# [WORK INSTRUCTIONS]
Copy the lines of data from the one containing "y-tick-label: 2,00% xyxy=(14,356,54,372)" through the one containing "y-tick-label: 12,00% xyxy=(7,2,54,19)", both included, reproducing each line verbatim.
(begin)
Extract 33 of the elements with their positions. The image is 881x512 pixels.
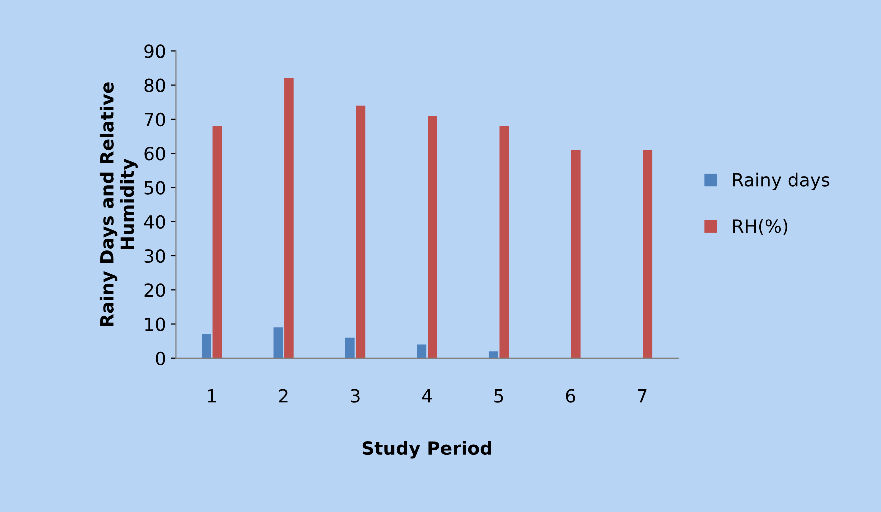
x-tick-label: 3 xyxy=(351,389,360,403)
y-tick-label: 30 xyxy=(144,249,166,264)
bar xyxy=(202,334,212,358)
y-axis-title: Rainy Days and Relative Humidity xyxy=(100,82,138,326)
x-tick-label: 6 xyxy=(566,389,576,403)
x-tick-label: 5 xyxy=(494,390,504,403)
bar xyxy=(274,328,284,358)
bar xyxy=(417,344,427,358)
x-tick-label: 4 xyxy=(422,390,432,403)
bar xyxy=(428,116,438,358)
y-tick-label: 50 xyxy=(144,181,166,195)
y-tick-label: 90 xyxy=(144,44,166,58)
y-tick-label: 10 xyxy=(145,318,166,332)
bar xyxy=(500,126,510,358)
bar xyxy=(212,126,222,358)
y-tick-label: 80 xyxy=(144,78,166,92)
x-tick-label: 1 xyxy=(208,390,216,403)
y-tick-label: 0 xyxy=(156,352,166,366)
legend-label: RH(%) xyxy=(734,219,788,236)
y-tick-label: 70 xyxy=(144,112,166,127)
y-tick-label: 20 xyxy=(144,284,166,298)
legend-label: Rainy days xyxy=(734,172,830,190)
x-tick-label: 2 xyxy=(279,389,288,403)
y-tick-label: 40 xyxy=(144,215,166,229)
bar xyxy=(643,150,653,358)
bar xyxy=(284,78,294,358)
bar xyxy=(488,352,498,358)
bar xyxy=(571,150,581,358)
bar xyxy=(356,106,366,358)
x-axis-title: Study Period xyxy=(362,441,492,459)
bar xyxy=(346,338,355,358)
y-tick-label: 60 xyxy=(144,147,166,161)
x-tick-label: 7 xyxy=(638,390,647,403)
(end)
(begin)
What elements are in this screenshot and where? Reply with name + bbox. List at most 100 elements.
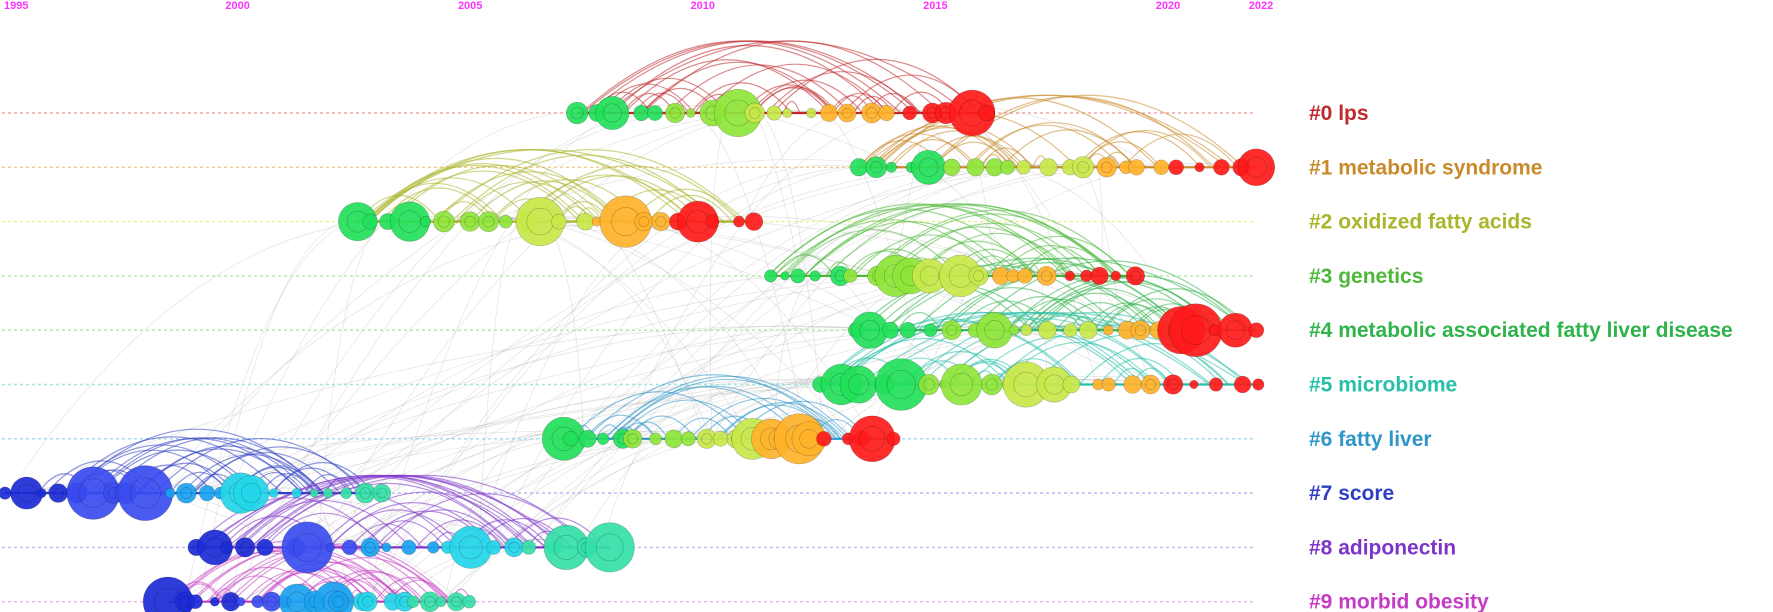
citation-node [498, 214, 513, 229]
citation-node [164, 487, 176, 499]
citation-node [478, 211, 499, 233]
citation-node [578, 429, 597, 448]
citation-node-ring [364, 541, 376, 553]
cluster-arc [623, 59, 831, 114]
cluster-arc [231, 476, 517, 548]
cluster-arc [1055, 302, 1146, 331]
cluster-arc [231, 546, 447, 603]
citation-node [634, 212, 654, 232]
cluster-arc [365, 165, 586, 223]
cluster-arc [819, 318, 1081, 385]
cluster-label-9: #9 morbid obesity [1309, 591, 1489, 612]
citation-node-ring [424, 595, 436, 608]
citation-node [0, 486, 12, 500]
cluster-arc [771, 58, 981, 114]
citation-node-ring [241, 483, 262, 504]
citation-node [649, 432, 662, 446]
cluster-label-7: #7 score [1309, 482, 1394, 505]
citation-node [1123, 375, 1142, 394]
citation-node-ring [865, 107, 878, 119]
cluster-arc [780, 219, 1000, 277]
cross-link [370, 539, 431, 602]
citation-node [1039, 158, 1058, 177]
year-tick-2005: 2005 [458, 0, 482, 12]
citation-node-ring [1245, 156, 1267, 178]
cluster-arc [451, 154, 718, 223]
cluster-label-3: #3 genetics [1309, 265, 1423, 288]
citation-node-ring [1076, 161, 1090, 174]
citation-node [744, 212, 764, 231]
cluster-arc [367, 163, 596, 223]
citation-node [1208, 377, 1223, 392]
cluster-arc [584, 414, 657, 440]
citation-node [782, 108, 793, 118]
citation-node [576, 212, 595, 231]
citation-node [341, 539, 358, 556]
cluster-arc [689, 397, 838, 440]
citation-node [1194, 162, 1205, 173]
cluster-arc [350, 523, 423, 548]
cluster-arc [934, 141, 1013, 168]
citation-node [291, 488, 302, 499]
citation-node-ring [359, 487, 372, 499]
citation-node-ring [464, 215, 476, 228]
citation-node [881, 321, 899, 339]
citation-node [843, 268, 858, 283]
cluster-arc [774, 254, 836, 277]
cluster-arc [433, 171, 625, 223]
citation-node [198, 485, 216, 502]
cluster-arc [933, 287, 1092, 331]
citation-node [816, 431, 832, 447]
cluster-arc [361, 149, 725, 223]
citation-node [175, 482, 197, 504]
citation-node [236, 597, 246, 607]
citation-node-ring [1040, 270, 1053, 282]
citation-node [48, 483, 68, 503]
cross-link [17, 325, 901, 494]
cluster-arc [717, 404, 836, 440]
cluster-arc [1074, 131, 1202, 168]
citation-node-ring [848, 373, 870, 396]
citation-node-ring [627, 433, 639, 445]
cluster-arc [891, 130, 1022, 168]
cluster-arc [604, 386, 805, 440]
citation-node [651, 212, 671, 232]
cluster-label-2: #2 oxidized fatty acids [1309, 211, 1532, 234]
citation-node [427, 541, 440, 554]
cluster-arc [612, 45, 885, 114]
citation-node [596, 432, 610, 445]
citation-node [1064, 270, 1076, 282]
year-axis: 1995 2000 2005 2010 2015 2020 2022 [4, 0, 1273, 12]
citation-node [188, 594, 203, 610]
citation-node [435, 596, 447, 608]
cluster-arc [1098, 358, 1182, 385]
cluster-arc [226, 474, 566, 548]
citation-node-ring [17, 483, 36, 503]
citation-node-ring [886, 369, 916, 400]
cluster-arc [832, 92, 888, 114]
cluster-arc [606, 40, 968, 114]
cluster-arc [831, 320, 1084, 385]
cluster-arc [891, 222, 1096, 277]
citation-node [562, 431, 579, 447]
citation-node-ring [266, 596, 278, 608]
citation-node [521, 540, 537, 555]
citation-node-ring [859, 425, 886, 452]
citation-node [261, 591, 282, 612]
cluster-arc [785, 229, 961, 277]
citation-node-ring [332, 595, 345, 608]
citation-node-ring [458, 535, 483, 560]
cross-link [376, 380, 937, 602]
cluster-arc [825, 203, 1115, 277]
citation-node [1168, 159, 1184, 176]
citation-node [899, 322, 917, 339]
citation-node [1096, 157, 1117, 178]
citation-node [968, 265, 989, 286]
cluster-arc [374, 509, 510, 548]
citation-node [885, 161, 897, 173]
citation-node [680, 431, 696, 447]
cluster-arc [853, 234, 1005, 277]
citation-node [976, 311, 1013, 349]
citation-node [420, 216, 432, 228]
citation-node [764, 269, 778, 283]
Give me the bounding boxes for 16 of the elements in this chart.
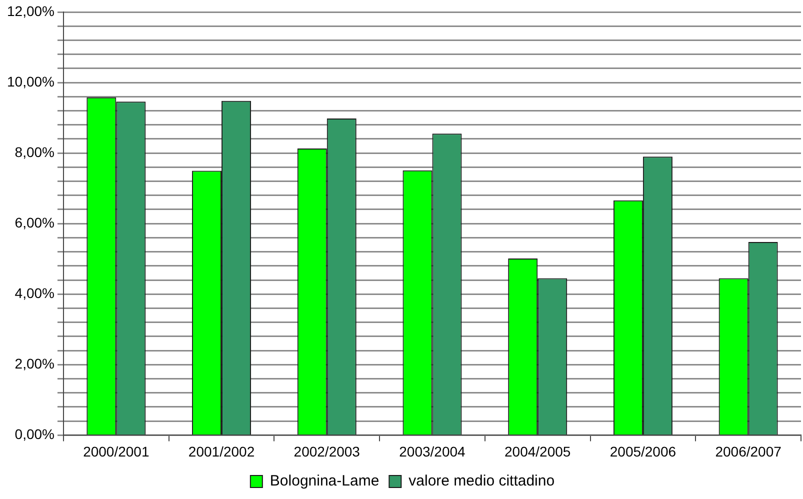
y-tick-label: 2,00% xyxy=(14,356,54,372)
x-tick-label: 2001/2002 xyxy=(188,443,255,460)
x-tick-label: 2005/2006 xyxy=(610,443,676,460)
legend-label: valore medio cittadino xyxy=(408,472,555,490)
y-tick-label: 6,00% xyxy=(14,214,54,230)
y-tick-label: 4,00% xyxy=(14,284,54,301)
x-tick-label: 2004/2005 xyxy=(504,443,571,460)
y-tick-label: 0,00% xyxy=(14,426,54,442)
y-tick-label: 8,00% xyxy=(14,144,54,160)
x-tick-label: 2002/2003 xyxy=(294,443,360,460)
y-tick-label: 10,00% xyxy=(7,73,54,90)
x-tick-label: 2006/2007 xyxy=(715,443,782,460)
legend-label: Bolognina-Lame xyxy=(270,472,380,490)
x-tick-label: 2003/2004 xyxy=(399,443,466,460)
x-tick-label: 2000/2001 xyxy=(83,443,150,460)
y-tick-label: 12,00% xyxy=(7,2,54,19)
(end)
(begin)
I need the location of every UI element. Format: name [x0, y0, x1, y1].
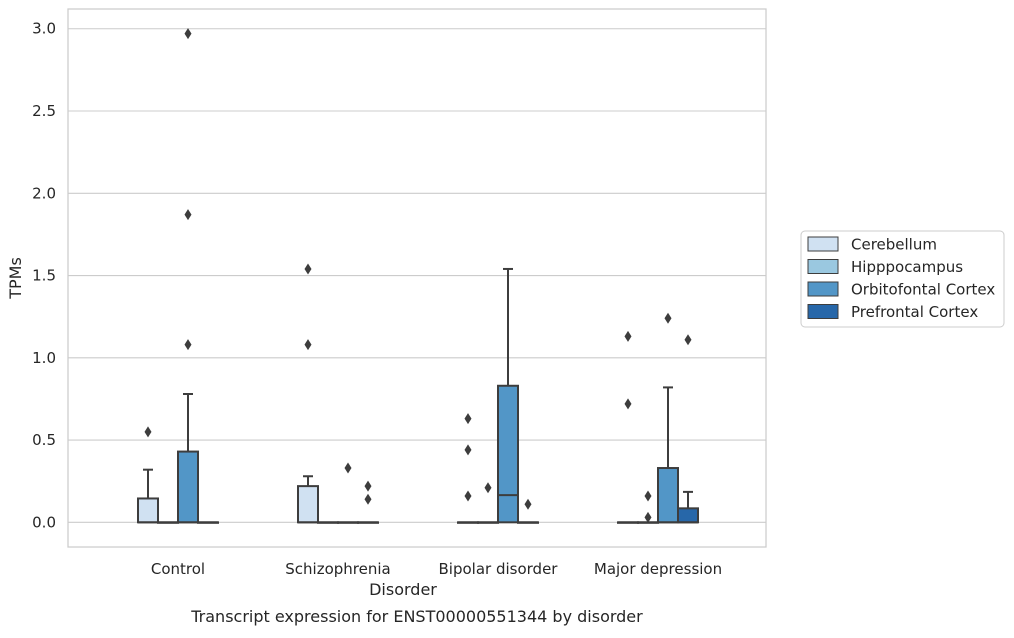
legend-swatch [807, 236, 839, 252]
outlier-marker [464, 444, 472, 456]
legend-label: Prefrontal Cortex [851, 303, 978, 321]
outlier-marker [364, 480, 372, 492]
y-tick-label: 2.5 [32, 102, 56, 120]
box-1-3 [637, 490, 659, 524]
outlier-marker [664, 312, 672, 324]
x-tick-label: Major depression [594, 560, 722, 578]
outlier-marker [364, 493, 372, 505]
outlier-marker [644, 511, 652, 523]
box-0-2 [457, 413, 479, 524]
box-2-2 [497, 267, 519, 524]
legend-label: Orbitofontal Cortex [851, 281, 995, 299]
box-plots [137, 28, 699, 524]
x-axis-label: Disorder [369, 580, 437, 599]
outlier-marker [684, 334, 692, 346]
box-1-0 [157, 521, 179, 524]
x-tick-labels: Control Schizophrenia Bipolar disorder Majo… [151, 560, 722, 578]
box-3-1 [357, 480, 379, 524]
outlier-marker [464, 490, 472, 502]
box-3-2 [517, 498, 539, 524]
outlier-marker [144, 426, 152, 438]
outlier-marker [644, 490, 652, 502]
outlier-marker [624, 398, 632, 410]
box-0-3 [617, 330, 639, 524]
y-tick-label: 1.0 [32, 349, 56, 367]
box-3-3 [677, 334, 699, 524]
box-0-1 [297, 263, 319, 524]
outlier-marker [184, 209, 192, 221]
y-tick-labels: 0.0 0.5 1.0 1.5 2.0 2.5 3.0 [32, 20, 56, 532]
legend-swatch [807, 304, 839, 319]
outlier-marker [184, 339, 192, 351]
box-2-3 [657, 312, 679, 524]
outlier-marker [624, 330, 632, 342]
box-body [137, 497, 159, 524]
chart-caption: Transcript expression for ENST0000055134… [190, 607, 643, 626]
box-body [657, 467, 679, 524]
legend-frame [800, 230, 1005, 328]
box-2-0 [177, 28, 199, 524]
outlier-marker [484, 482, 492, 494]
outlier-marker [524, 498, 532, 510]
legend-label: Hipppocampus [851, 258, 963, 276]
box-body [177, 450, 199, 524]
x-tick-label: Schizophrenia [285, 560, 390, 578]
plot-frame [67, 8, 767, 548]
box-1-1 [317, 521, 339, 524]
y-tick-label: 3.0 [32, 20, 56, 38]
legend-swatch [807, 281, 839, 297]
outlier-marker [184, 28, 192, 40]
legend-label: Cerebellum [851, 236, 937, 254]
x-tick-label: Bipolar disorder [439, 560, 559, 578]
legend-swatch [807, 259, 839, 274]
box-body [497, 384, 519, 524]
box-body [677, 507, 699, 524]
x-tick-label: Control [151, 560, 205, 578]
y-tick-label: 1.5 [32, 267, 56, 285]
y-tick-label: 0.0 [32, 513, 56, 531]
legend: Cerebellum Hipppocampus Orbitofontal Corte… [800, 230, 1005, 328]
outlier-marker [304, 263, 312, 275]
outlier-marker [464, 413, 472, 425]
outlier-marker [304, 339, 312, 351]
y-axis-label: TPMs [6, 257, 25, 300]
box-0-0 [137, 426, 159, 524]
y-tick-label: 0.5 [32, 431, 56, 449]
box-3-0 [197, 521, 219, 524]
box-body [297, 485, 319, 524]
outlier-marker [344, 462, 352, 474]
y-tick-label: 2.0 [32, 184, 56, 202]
(end)
# [THE COMPLETED TASK]
y-tick-label: 2,00% xyxy=(14,356,54,372)
x-tick-label: 2001/2002 xyxy=(188,443,255,460)
x-tick-label: 2005/2006 xyxy=(610,443,676,460)
legend-label: valore medio cittadino xyxy=(408,472,555,490)
y-tick-label: 6,00% xyxy=(14,214,54,230)
y-tick-label: 4,00% xyxy=(14,284,54,301)
x-tick-label: 2004/2005 xyxy=(504,443,571,460)
y-tick-label: 0,00% xyxy=(14,426,54,442)
y-tick-label: 8,00% xyxy=(14,144,54,160)
x-tick-label: 2002/2003 xyxy=(294,443,360,460)
y-tick-label: 10,00% xyxy=(7,73,54,90)
x-tick-label: 2006/2007 xyxy=(715,443,782,460)
legend-label: Bolognina-Lame xyxy=(270,472,380,490)
x-tick-label: 2003/2004 xyxy=(399,443,466,460)
x-tick-label: 2000/2001 xyxy=(83,443,150,460)
y-tick-label: 12,00% xyxy=(7,2,54,19)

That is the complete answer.